#### Task requirements
For the data below, work out how many lines contain the word "Давлат" and supply only that number.

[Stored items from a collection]
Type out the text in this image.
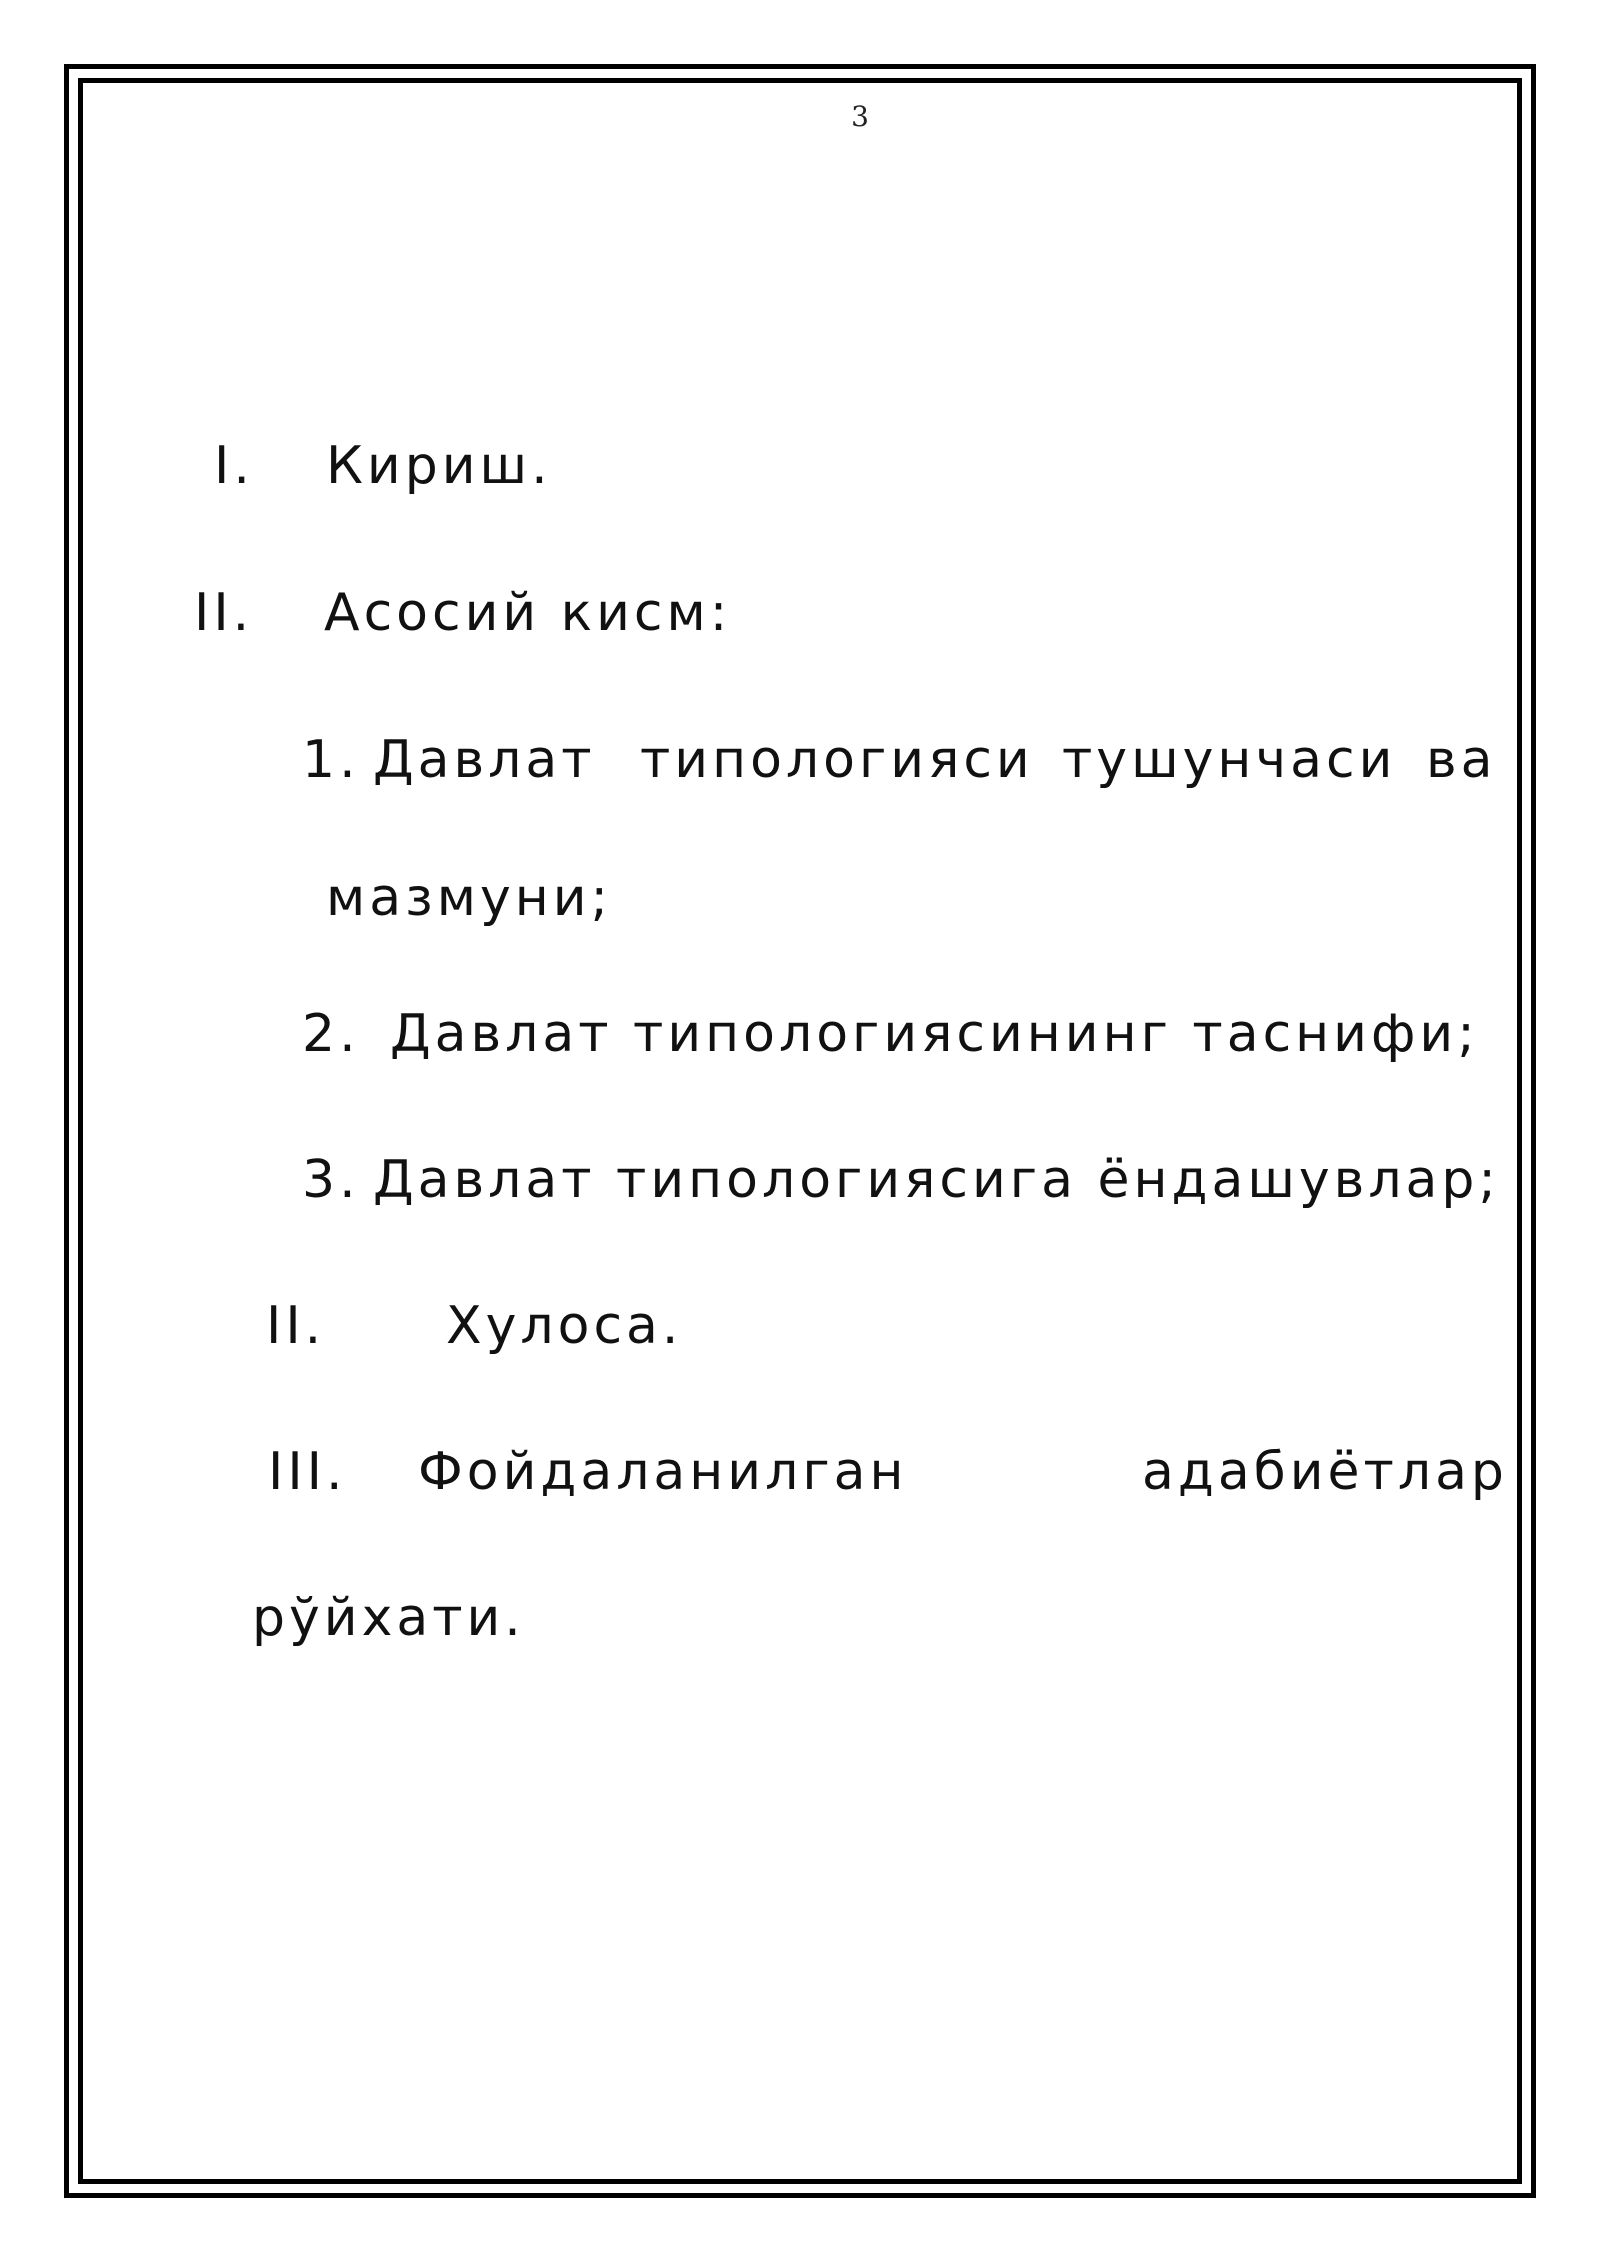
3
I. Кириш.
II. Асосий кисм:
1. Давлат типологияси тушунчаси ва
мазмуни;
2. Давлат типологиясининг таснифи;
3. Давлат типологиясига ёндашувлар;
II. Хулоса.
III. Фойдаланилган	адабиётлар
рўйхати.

==

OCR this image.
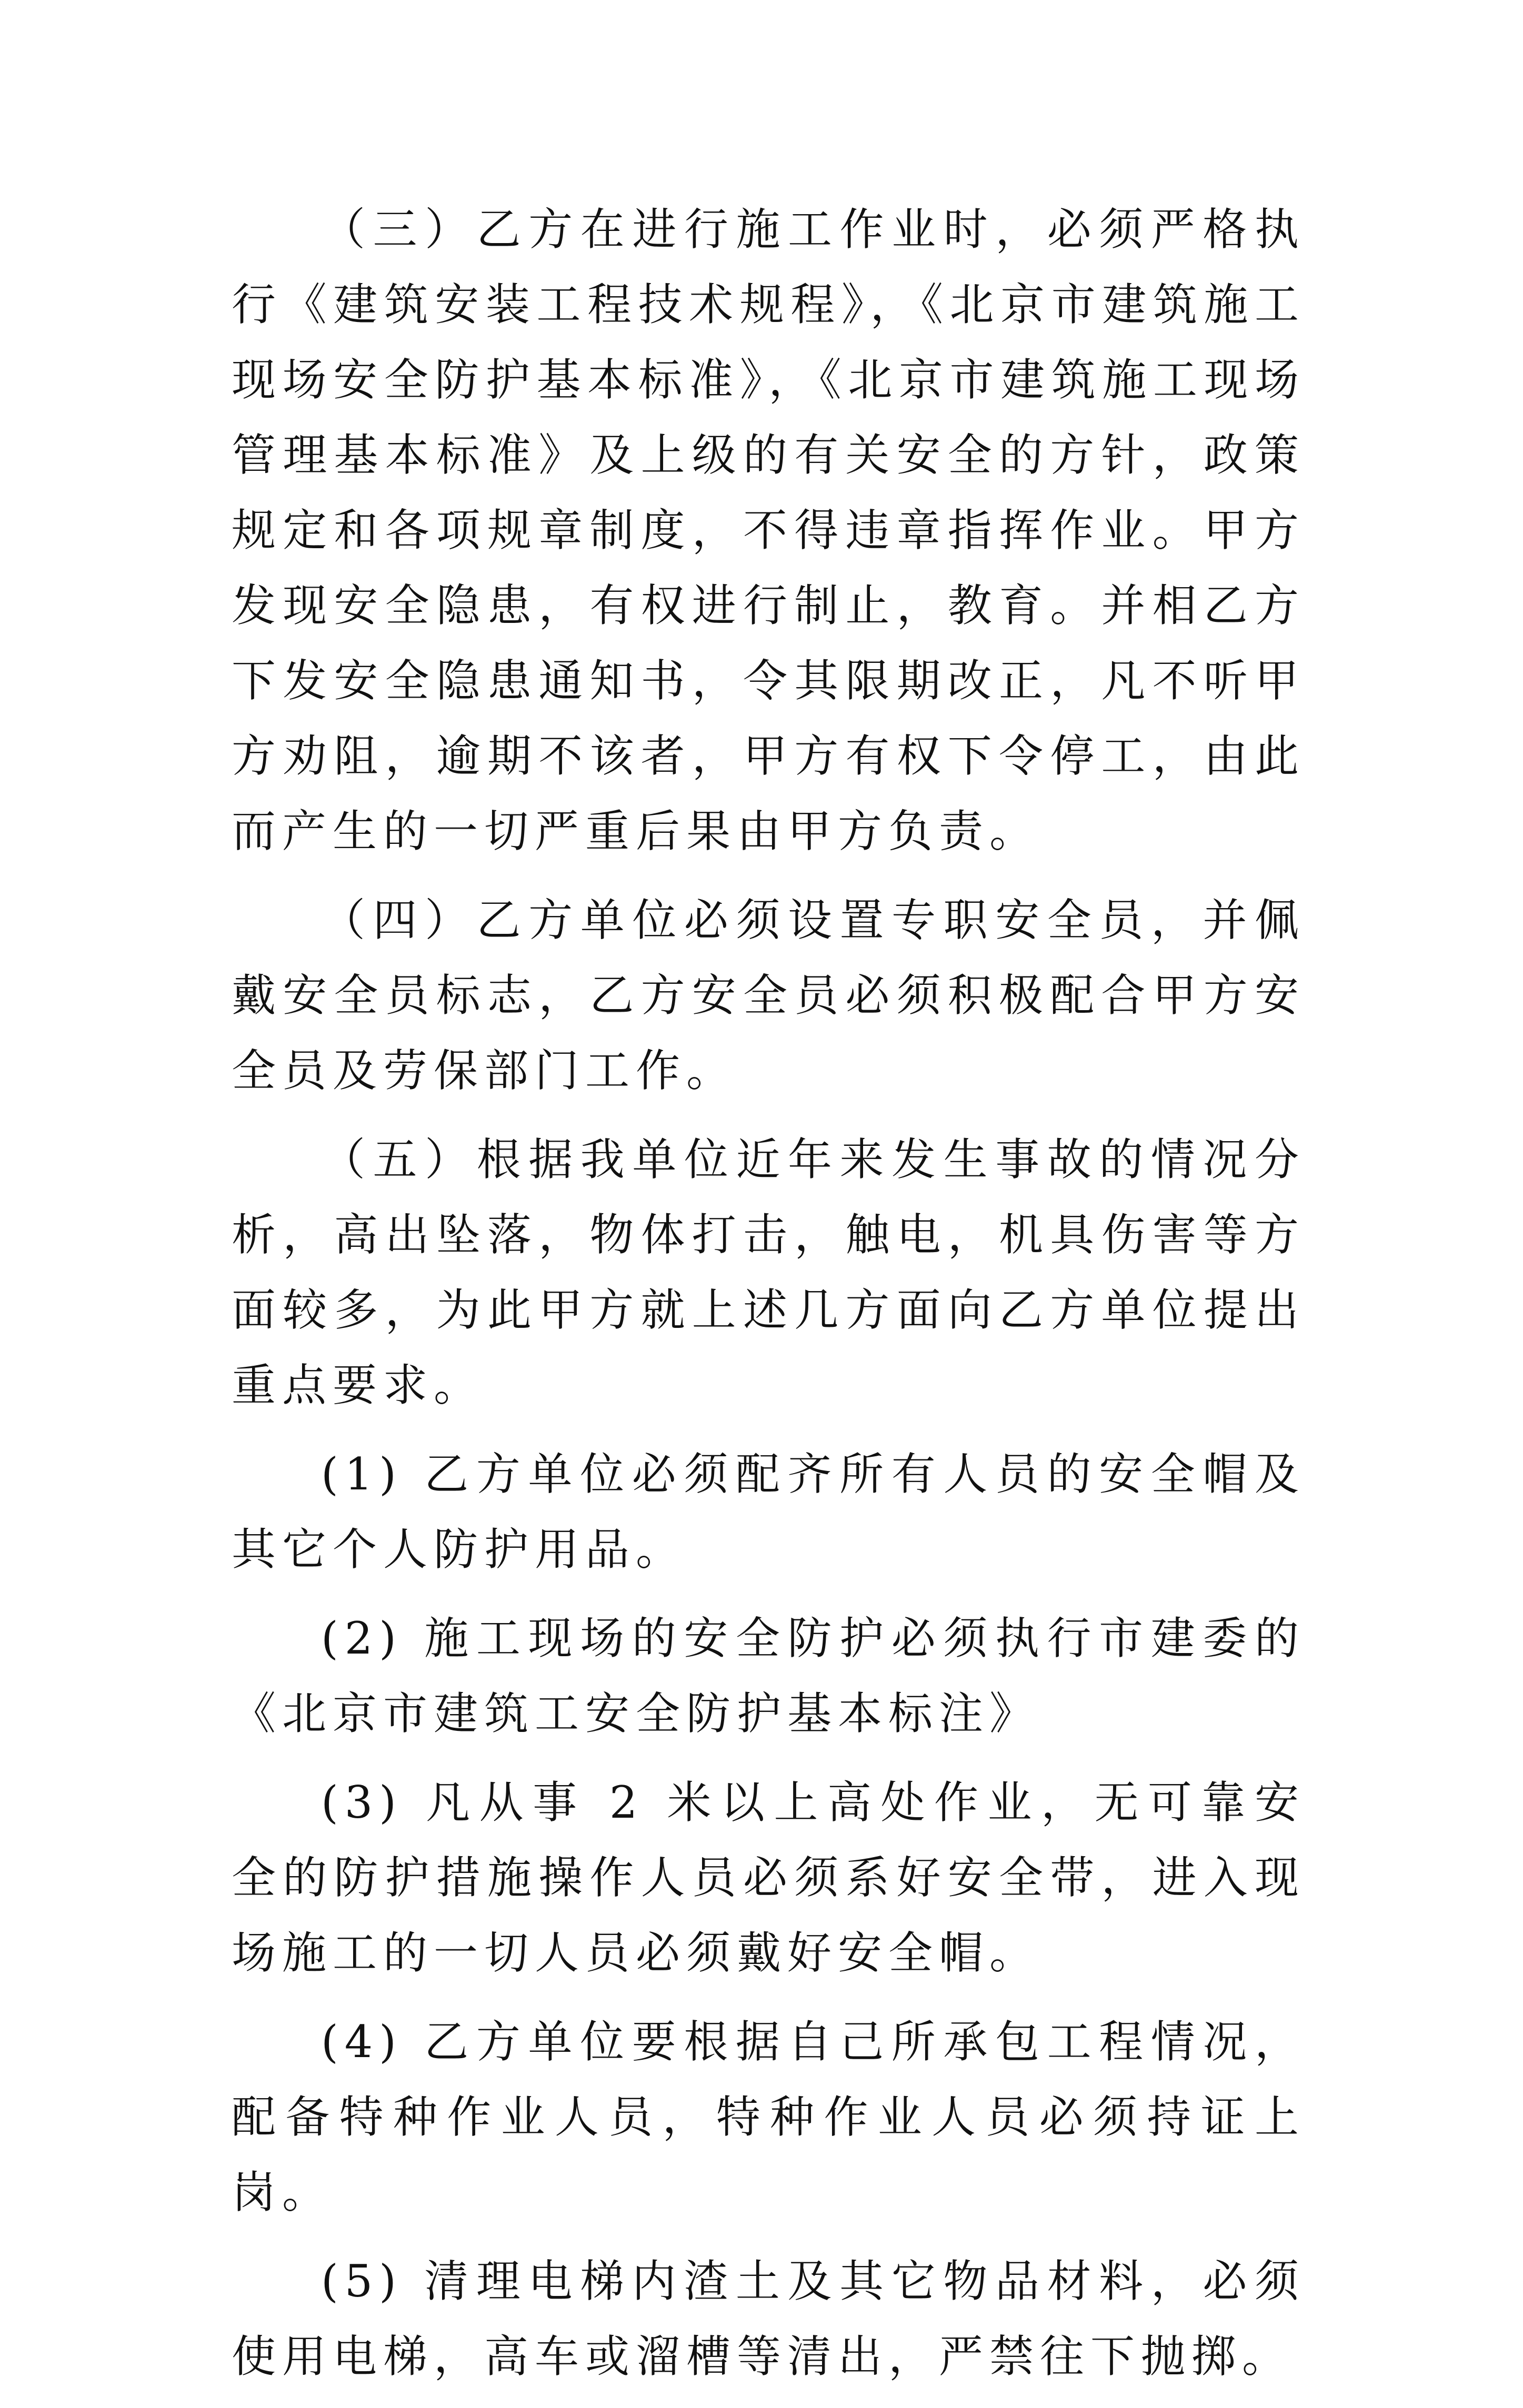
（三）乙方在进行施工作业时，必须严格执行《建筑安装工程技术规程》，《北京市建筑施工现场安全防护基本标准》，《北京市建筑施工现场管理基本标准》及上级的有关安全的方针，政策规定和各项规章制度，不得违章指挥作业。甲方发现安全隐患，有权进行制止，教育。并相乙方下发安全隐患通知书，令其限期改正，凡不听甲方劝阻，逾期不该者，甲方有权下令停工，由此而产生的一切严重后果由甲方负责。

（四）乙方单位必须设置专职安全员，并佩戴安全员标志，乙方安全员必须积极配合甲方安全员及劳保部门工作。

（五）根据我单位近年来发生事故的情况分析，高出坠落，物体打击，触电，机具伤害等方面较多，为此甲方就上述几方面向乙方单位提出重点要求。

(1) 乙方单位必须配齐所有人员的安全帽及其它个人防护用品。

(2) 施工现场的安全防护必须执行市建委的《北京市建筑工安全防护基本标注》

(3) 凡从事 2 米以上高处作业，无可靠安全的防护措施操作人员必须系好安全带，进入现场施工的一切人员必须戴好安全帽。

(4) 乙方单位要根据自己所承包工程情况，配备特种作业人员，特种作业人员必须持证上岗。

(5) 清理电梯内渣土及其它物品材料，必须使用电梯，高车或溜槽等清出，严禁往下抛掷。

#### Output of the task
3